■ What is being asked ■
Copy out all the lines in the records that include the word "教师小结".

■ Entries provided ■

···

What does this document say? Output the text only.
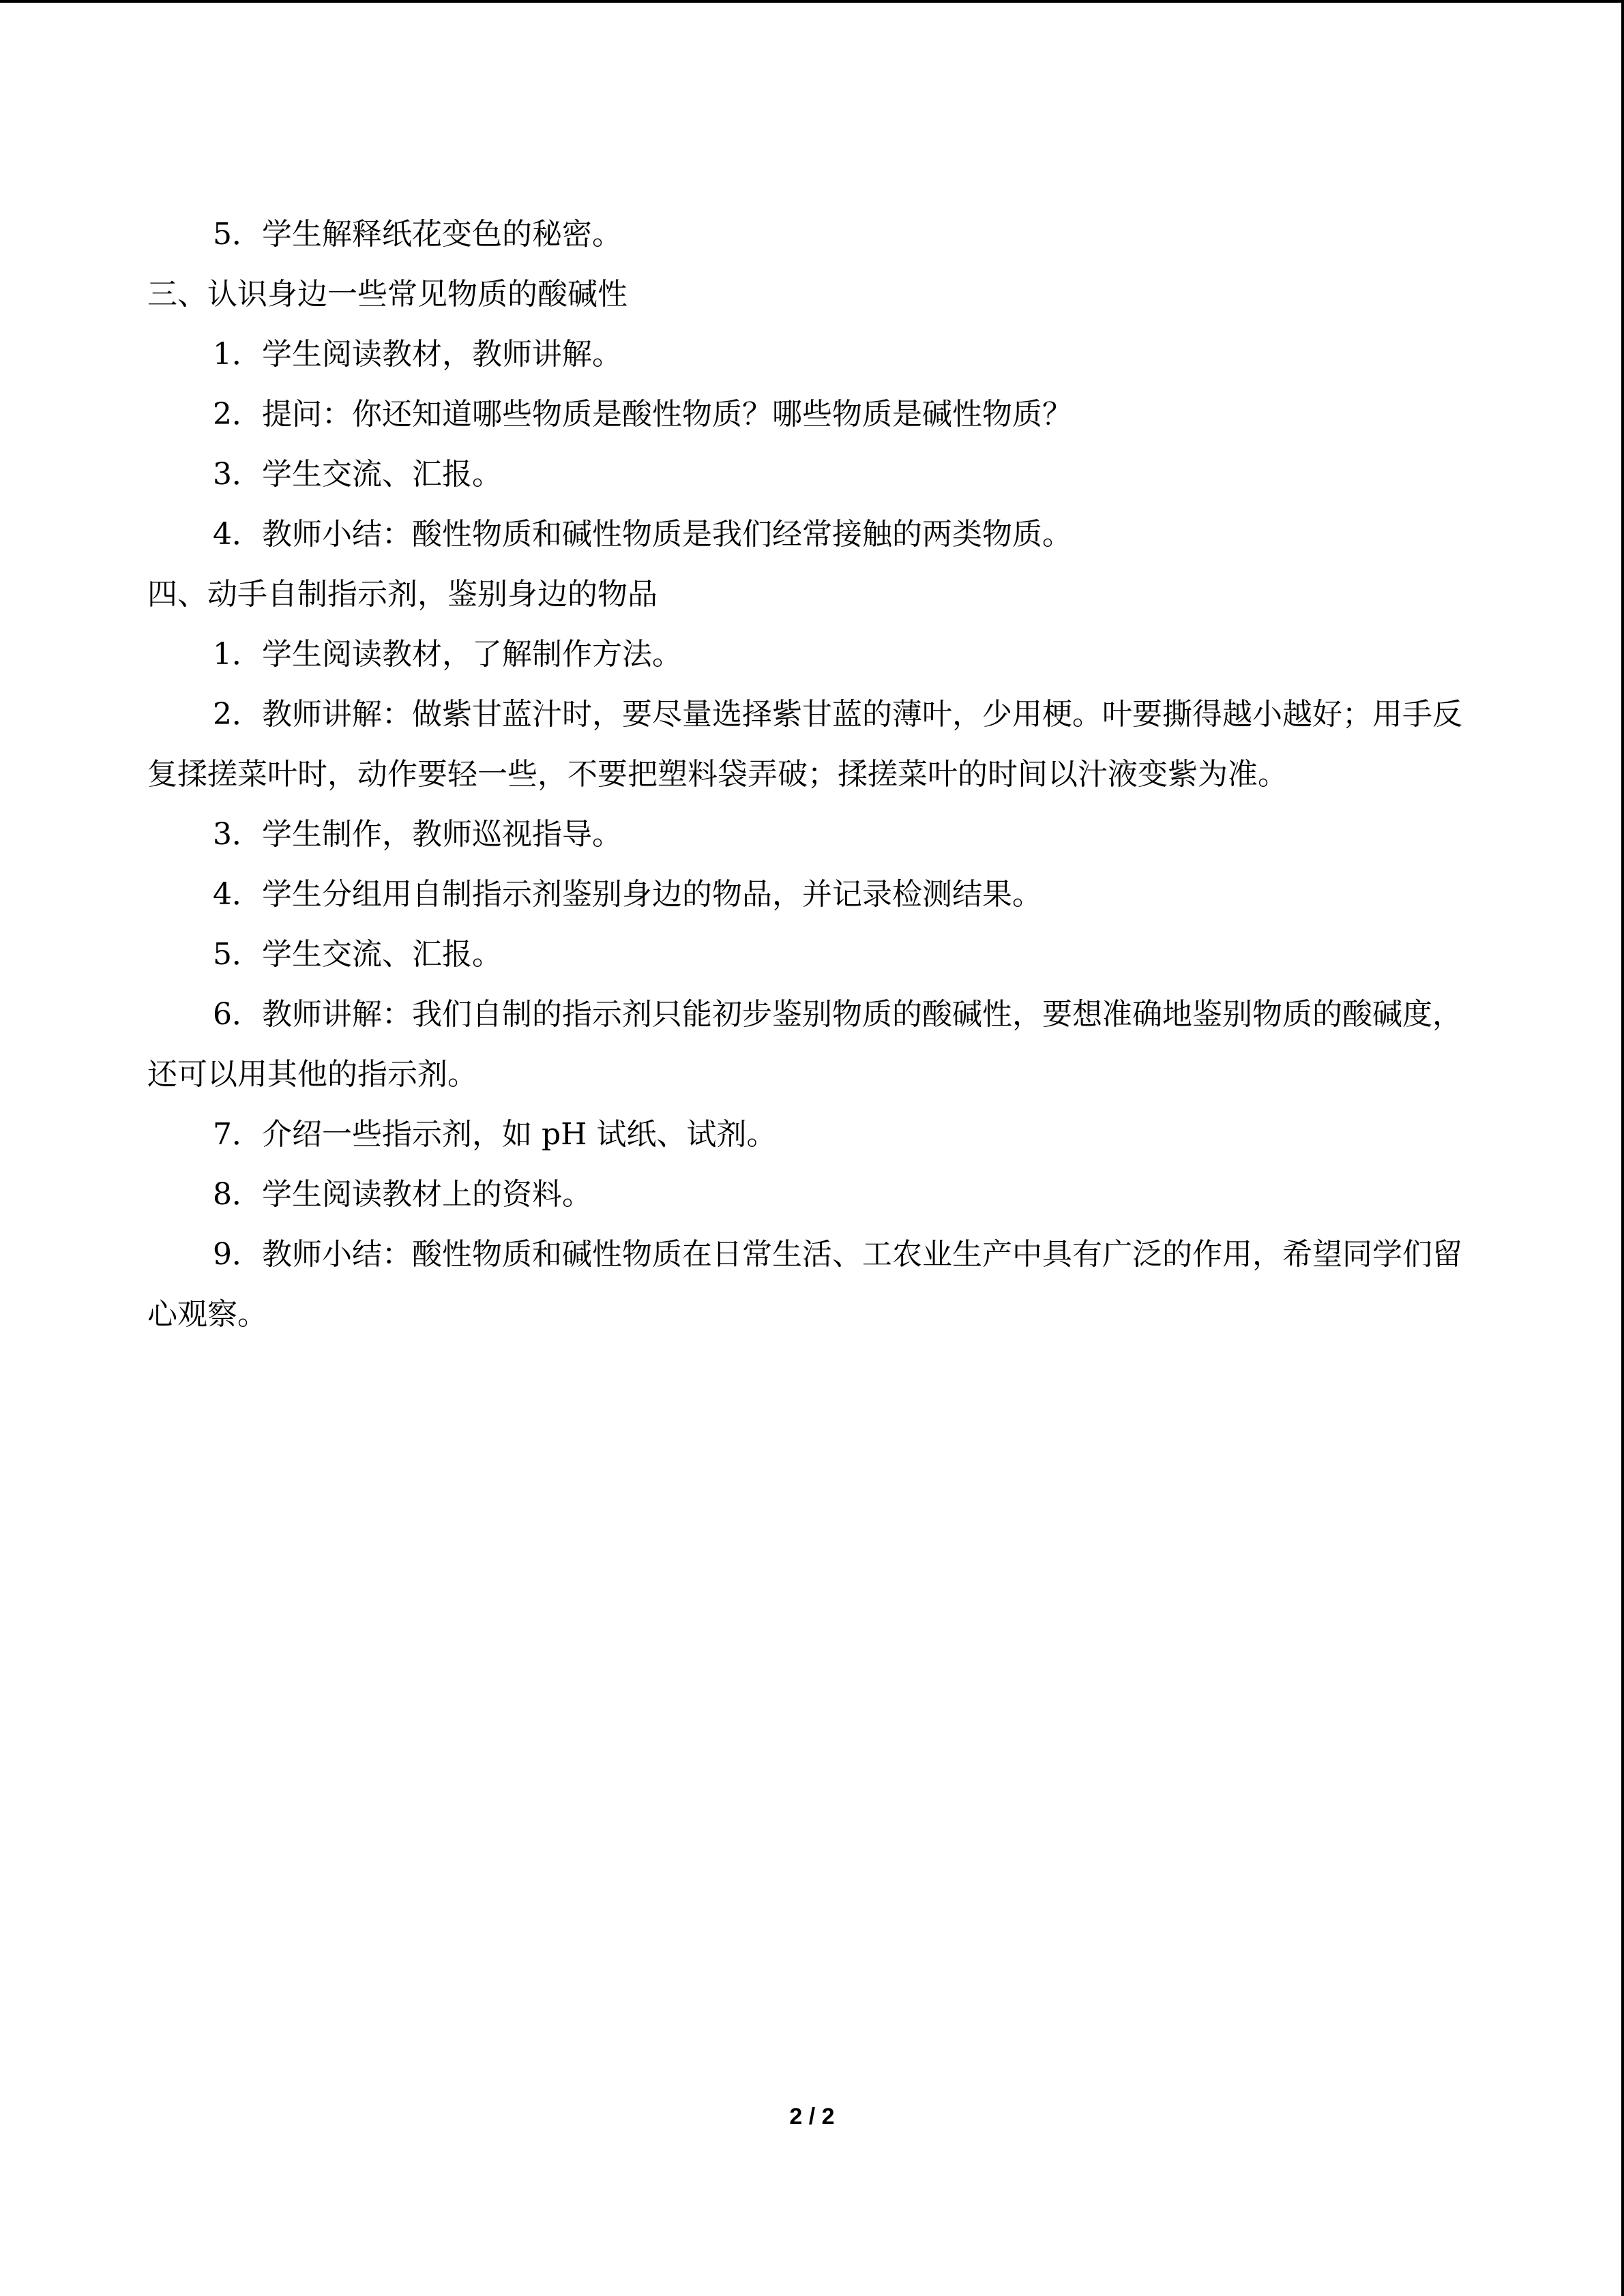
5．学生解释纸花变色的秘密。

三、认识身边一些常见物质的酸碱性

1．学生阅读教材，教师讲解。

2．提问：你还知道哪些物质是酸性物质？哪些物质是碱性物质？

3．学生交流、汇报。

4．教师小结：酸性物质和碱性物质是我们经常接触的两类物质。

四、动手自制指示剂，鉴别身边的物品

1．学生阅读教材，了解制作方法。

2．教师讲解：做紫甘蓝汁时，要尽量选择紫甘蓝的薄叶，少用梗。叶要撕得越小越好；用手反复揉搓菜叶时，动作要轻一些，不要把塑料袋弄破；揉搓菜叶的时间以汁液变紫为准。

3．学生制作，教师巡视指导。

4．学生分组用自制指示剂鉴别身边的物品，并记录检测结果。

5．学生交流、汇报。

6．教师讲解：我们自制的指示剂只能初步鉴别物质的酸碱性，要想准确地鉴别物质的酸碱度，还可以用其他的指示剂。

7．介绍一些指示剂，如 pH 试纸、试剂。

8．学生阅读教材上的资料。

9．教师小结：酸性物质和碱性物质在日常生活、工农业生产中具有广泛的作用，希望同学们留心观察。

2 / 2
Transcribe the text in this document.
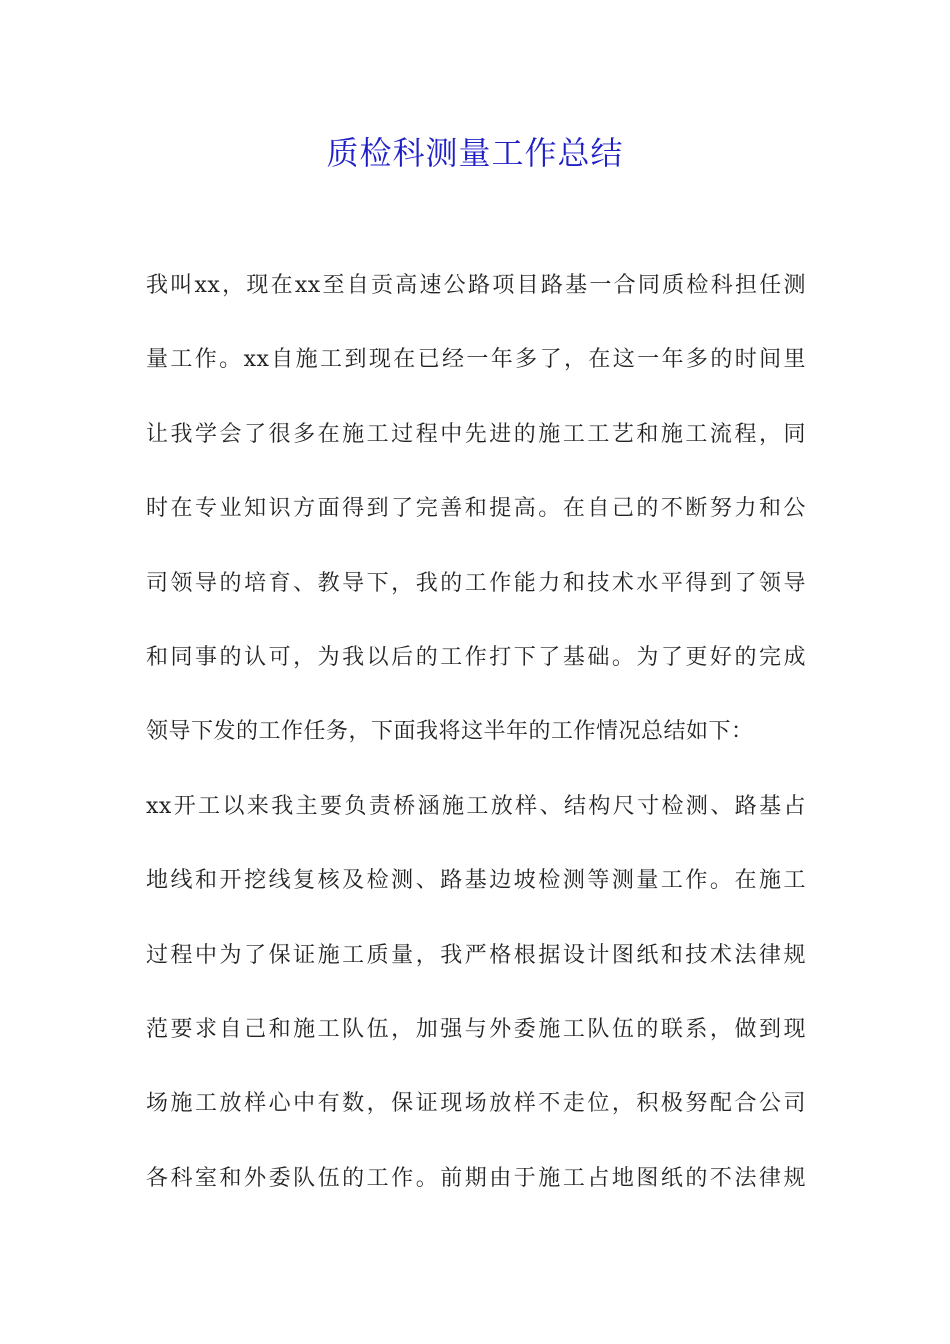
质检科测量工作总结
我叫xx，现在xx至自贡高速公路项目路基一合同质检科担任测
量工作。xx自施工到现在已经一年多了，在这一年多的时间里
让我学会了很多在施工过程中先进的施工工艺和施工流程，同
时在专业知识方面得到了完善和提高。在自己的不断努力和公
司领导的培育、教导下，我的工作能力和技术水平得到了领导
和同事的认可，为我以后的工作打下了基础。为了更好的完成
领导下发的工作任务，下面我将这半年的工作情况总结如下：
xx开工以来我主要负责桥涵施工放样、结构尺寸检测、路基占
地线和开挖线复核及检测、路基边坡检测等测量工作。在施工
过程中为了保证施工质量，我严格根据设计图纸和技术法律规
范要求自己和施工队伍，加强与外委施工队伍的联系，做到现
场施工放样心中有数，保证现场放样不走位，积极努配合公司
各科室和外委队伍的工作。前期由于施工占地图纸的不法律规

···

■ Full response ■
4．教师小结：酸性物质和碱性物质是我们经常接触的两类物质。
9．教师小结：酸性物质和碱性物质在日常生活、工农业生产中具有广泛的作用，希望同学们留心观察。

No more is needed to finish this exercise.